_Work to be completed_
Output only the lines from the one holding "Give me a plain-text" to the end of the data below, please, copied exactly.

## BEGIN Data for this exercise

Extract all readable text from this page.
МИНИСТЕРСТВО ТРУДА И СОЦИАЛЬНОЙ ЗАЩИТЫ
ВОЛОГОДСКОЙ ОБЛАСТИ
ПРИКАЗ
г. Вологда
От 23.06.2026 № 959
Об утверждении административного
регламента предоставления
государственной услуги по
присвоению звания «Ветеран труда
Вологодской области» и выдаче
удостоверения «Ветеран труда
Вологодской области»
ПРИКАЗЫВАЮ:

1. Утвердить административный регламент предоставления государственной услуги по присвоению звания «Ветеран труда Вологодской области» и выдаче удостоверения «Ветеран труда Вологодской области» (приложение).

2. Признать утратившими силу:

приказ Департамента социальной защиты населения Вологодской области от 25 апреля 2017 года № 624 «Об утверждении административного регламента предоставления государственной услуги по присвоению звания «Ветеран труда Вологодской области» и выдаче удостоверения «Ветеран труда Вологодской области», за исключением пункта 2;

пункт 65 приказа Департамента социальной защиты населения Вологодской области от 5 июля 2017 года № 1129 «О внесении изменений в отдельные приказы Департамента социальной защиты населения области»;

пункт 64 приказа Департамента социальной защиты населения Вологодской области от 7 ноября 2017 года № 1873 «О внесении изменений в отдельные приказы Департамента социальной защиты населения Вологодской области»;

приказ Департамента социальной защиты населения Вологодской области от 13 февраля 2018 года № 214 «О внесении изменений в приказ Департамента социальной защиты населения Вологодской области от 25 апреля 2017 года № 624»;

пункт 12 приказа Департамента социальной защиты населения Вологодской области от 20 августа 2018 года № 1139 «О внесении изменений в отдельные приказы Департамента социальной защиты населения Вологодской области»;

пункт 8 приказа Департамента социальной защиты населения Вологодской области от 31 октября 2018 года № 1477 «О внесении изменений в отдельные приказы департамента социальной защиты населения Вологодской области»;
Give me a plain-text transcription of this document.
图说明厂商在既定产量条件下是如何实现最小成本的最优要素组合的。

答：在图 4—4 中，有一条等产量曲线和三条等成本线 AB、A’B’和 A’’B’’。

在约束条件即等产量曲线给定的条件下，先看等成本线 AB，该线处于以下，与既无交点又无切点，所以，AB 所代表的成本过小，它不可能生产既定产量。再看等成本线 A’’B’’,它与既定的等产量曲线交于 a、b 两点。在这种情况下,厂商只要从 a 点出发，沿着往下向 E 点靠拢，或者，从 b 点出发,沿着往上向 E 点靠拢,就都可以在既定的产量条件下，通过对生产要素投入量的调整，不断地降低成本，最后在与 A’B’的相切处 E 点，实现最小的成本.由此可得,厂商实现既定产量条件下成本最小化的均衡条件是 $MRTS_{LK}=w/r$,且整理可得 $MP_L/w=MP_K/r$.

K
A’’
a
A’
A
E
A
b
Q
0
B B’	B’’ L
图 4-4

## END Data for this exercise

_Reply_
Give me a plain-text transcription of this document.
图说明厂商在既定产量条件下是如何实现最小成本的最优要素组合的。

答：在图 4—4 中，有一条等产量曲线和三条等成本线 AB、A’B’和 A’’B’’。

在约束条件即等产量曲线给定的条件下，先看等成本线 AB，该线处于以下，与既无交点又无切点，所以，AB 所代表的成本过小，它不可能生产既定产量。再看等成本线 A’’B’’,它与既定的等产量曲线交于 a、b 两点。在这种情况下,厂商只要从 a 点出发，沿着往下向 E 点靠拢，或者，从 b 点出发,沿着往上向 E 点靠拢,就都可以在既定的产量条件下，通过对生产要素投入量的调整，不断地降低成本，最后在与 A’B’的相切处 E 点，实现最小的成本.由此可得,厂商实现既定产量条件下成本最小化的均衡条件是 $MRTS_{LK}=w/r$,且整理可得 $MP_L/w=MP_K/r$.

K
A’’
a
A’
A
E
A
b
Q
0
B B’	B’’ L
图 4-4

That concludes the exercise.